**Input records:**
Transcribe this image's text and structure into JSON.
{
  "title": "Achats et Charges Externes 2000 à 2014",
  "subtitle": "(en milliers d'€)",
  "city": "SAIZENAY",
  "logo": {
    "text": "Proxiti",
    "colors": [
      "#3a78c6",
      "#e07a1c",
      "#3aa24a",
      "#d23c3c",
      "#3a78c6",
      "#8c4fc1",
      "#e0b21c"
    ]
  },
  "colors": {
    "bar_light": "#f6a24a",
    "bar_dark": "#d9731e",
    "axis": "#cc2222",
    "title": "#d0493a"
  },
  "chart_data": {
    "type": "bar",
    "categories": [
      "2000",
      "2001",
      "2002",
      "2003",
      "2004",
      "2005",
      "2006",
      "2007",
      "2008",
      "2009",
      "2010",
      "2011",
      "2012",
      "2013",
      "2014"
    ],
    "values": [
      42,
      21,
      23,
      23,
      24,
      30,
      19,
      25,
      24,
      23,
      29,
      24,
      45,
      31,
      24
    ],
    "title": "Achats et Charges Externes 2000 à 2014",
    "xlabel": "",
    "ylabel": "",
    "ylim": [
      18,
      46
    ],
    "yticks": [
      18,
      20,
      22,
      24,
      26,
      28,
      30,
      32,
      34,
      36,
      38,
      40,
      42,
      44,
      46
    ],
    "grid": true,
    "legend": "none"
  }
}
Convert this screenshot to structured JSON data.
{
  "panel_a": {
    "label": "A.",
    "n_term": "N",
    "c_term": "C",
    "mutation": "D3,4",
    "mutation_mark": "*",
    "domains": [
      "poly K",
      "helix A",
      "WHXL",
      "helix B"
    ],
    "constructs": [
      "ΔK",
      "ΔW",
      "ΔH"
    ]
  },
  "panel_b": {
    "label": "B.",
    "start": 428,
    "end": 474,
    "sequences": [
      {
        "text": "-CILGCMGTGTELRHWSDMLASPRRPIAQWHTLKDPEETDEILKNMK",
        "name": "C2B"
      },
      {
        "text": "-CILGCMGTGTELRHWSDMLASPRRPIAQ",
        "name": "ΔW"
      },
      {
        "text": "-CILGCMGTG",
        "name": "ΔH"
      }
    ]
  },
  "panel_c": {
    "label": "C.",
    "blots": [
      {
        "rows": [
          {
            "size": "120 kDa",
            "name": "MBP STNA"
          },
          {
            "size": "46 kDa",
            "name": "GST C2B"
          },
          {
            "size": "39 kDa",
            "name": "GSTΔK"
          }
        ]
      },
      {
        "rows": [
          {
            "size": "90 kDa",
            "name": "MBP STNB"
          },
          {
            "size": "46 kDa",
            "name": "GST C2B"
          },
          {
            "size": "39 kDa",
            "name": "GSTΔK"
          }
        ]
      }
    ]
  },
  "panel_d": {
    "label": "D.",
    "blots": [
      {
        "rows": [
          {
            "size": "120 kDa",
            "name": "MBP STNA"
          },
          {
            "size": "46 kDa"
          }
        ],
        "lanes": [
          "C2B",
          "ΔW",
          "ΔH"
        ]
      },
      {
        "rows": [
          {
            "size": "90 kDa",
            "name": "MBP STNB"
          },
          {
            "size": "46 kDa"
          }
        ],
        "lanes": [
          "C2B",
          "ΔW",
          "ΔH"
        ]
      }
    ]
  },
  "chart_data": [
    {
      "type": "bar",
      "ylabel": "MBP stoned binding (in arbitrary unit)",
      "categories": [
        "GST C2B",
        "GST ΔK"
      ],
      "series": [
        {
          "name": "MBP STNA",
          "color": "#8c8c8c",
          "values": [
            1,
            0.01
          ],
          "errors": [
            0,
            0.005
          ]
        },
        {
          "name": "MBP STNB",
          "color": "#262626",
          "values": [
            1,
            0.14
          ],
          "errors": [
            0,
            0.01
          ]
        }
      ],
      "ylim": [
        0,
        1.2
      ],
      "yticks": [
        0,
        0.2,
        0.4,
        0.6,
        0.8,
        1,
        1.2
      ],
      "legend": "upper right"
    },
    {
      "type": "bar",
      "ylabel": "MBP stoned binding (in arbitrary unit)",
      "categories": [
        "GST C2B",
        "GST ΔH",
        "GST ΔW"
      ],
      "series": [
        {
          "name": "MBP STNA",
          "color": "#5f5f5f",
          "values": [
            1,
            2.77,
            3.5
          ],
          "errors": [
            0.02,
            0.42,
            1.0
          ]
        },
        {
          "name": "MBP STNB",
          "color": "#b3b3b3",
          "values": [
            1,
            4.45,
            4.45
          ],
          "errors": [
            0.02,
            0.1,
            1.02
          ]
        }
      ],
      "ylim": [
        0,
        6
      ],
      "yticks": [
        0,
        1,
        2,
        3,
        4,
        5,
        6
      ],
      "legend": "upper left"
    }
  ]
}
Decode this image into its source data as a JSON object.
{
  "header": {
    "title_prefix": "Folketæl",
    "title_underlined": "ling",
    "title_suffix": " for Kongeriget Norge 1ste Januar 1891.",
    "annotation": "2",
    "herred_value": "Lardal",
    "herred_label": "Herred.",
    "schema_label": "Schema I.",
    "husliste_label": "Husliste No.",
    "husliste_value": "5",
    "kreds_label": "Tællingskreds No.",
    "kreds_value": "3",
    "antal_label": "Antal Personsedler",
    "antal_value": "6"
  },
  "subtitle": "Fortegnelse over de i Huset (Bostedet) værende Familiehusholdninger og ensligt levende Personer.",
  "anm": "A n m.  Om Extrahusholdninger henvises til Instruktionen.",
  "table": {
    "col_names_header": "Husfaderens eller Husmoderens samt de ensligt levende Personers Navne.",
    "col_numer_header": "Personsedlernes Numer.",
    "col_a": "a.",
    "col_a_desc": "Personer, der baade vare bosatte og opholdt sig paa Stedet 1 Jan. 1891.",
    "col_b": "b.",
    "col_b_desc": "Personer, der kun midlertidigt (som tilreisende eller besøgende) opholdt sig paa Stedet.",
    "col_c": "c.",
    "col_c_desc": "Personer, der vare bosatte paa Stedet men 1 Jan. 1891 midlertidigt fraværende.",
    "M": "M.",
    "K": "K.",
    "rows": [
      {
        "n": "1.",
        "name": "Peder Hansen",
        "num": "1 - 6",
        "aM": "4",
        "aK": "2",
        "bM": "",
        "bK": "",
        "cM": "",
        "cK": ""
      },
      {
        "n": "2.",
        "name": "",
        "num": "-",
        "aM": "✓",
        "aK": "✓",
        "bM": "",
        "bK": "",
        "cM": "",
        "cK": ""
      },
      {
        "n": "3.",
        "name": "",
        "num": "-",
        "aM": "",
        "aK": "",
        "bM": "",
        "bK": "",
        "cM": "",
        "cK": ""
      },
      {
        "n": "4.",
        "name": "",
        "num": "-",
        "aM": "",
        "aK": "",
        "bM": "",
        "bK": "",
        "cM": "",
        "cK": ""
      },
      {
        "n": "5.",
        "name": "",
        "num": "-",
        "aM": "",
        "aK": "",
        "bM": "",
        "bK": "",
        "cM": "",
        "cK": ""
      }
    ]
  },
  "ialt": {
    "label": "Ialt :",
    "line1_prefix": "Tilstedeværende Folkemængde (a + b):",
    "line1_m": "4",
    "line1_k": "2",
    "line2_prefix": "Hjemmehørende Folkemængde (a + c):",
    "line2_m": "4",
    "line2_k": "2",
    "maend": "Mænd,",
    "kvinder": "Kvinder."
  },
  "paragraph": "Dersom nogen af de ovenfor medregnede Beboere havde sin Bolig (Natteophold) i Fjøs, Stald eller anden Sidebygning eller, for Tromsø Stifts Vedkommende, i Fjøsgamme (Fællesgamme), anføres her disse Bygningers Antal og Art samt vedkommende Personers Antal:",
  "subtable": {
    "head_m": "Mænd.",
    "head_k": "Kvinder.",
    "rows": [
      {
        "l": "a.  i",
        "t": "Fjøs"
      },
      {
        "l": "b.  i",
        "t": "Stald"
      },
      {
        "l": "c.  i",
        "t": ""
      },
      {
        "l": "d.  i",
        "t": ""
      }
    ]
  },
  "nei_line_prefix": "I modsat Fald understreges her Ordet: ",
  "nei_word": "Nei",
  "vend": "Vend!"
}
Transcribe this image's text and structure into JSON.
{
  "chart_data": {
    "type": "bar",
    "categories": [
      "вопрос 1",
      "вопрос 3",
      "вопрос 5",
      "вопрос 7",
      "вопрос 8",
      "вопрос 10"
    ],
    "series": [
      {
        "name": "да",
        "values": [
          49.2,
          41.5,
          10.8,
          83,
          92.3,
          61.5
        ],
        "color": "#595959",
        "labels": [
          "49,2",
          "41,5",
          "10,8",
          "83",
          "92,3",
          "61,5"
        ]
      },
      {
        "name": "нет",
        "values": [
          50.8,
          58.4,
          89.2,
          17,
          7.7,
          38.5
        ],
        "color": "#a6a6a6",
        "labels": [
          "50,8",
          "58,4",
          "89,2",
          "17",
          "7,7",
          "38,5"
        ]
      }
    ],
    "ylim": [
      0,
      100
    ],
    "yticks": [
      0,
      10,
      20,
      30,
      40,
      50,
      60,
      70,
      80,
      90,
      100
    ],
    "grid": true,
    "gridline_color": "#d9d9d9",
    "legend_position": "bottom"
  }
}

**What to work on:**
Tally up the lines holding the string "Folkemængde" in this listing, and report the total alone.

**Solution:**
2